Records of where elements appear
════════
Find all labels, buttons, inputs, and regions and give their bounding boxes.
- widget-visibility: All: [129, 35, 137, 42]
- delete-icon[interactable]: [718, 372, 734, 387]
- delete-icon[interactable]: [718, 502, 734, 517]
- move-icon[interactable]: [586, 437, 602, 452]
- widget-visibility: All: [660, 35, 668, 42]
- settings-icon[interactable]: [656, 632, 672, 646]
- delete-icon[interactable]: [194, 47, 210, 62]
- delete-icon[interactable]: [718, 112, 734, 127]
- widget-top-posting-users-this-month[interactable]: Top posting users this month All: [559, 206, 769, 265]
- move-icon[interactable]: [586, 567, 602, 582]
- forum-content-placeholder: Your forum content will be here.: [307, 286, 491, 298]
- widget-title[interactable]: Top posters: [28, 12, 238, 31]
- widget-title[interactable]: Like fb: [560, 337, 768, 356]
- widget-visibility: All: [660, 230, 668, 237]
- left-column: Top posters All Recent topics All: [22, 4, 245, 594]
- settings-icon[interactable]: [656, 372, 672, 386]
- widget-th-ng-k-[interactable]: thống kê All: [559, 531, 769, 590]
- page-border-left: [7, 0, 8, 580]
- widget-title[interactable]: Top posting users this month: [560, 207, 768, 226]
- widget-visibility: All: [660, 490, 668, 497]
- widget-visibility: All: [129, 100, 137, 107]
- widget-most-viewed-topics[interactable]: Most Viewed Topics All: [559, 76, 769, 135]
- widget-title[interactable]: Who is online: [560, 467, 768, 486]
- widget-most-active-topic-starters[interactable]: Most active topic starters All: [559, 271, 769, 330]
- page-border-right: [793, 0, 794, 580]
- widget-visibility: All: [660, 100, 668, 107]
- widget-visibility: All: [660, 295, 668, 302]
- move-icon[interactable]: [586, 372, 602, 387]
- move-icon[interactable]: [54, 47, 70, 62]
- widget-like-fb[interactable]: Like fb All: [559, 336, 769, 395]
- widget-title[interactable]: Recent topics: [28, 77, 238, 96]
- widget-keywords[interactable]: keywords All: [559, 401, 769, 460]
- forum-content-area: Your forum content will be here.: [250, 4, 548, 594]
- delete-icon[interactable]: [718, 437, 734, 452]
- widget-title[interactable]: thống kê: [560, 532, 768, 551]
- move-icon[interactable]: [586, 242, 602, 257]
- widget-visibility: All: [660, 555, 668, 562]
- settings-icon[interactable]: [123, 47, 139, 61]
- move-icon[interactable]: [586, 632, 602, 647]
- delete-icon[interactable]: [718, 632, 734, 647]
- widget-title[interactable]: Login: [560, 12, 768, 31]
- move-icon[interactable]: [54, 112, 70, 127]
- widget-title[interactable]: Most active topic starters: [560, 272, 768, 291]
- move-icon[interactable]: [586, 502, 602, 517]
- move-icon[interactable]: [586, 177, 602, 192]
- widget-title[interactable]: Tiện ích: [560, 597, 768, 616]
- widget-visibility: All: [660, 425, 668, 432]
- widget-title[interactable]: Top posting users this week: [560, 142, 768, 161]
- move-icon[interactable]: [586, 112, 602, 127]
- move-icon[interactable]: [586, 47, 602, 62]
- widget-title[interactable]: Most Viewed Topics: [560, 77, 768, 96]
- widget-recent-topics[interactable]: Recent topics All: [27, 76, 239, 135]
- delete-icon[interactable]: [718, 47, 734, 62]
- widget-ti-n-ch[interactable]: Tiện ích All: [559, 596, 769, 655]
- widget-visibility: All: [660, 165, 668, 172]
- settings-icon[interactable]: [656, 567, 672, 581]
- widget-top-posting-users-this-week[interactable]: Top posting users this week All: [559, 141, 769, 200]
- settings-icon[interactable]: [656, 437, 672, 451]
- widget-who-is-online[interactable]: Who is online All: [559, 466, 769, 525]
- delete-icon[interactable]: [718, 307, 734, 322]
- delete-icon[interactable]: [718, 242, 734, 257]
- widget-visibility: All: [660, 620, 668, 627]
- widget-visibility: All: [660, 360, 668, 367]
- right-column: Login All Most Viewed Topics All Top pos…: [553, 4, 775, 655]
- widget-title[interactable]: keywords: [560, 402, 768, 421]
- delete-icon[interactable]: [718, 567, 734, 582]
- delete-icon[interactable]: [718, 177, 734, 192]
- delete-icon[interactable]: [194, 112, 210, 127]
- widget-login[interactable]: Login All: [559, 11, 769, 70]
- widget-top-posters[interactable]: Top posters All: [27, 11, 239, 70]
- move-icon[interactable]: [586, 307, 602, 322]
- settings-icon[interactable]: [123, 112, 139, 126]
════════
Reproduce every line of the material above word for word.

**EXERCISE SOLUTION**
Find all labels, buttons, inputs, and regions and give their bounding boxes.
- widget-visibility: All: [129, 35, 137, 42]
- delete-icon[interactable]: [718, 372, 734, 387]
- delete-icon[interactable]: [718, 502, 734, 517]
- move-icon[interactable]: [586, 437, 602, 452]
- widget-visibility: All: [660, 35, 668, 42]
- settings-icon[interactable]: [656, 632, 672, 646]
- delete-icon[interactable]: [194, 47, 210, 62]
- delete-icon[interactable]: [718, 112, 734, 127]
- widget-top-posting-users-this-month[interactable]: Top posting users this month All: [559, 206, 769, 265]
- move-icon[interactable]: [586, 567, 602, 582]
- forum-content-placeholder: Your forum content will be here.: [307, 286, 491, 298]
- widget-title[interactable]: Top posters: [28, 12, 238, 31]
- widget-title[interactable]: Like fb: [560, 337, 768, 356]
- widget-visibility: All: [660, 230, 668, 237]
- left-column: Top posters All Recent topics All: [22, 4, 245, 594]
- settings-icon[interactable]: [656, 372, 672, 386]
- widget-th-ng-k-[interactable]: thống kê All: [559, 531, 769, 590]
- page-border-left: [7, 0, 8, 580]
- widget-title[interactable]: Top posting users this month: [560, 207, 768, 226]
- widget-visibility: All: [660, 490, 668, 497]
- widget-visibility: All: [129, 100, 137, 107]
- widget-most-viewed-topics[interactable]: Most Viewed Topics All: [559, 76, 769, 135]
- widget-title[interactable]: Who is online: [560, 467, 768, 486]
- widget-most-active-topic-starters[interactable]: Most active topic starters All: [559, 271, 769, 330]
- page-border-right: [793, 0, 794, 580]
- widget-visibility: All: [660, 100, 668, 107]
- widget-visibility: All: [660, 295, 668, 302]
- move-icon[interactable]: [586, 372, 602, 387]
- move-icon[interactable]: [54, 47, 70, 62]
- widget-like-fb[interactable]: Like fb All: [559, 336, 769, 395]
- widget-title[interactable]: Recent topics: [28, 77, 238, 96]
- widget-keywords[interactable]: keywords All: [559, 401, 769, 460]
- forum-content-area: Your forum content will be here.: [250, 4, 548, 594]
- delete-icon[interactable]: [718, 437, 734, 452]
- widget-title[interactable]: thống kê: [560, 532, 768, 551]
- move-icon[interactable]: [586, 242, 602, 257]
- widget-visibility: All: [660, 555, 668, 562]
- settings-icon[interactable]: [123, 47, 139, 61]
- move-icon[interactable]: [586, 632, 602, 647]
- delete-icon[interactable]: [718, 632, 734, 647]
- widget-title[interactable]: Login: [560, 12, 768, 31]
- move-icon[interactable]: [54, 112, 70, 127]
- widget-title[interactable]: Most active topic starters: [560, 272, 768, 291]
- move-icon[interactable]: [586, 502, 602, 517]
- move-icon[interactable]: [586, 177, 602, 192]
- widget-title[interactable]: Tiện ích: [560, 597, 768, 616]
- widget-visibility: All: [660, 425, 668, 432]
- widget-title[interactable]: Top posting users this week: [560, 142, 768, 161]
- move-icon[interactable]: [586, 112, 602, 127]
- move-icon[interactable]: [586, 47, 602, 62]
- widget-title[interactable]: Most Viewed Topics: [560, 77, 768, 96]
- widget-recent-topics[interactable]: Recent topics All: [27, 76, 239, 135]
- delete-icon[interactable]: [718, 47, 734, 62]
- widget-ti-n-ch[interactable]: Tiện ích All: [559, 596, 769, 655]
- widget-visibility: All: [660, 165, 668, 172]
- settings-icon[interactable]: [656, 567, 672, 581]
- widget-top-posting-users-this-week[interactable]: Top posting users this week All: [559, 141, 769, 200]
- settings-icon[interactable]: [656, 437, 672, 451]
- widget-who-is-online[interactable]: Who is online All: [559, 466, 769, 525]
- delete-icon[interactable]: [718, 307, 734, 322]
- delete-icon[interactable]: [718, 242, 734, 257]
- widget-visibility: All: [660, 620, 668, 627]
- widget-visibility: All: [660, 360, 668, 367]
- right-column: Login All Most Viewed Topics All Top pos…: [553, 4, 775, 655]
- widget-title[interactable]: keywords: [560, 402, 768, 421]
- delete-icon[interactable]: [718, 567, 734, 582]
- delete-icon[interactable]: [718, 177, 734, 192]
- delete-icon[interactable]: [194, 112, 210, 127]
- widget-login[interactable]: Login All: [559, 11, 769, 70]
- widget-top-posters[interactable]: Top posters All: [27, 11, 239, 70]
- move-icon[interactable]: [586, 307, 602, 322]
- settings-icon[interactable]: [123, 112, 139, 126]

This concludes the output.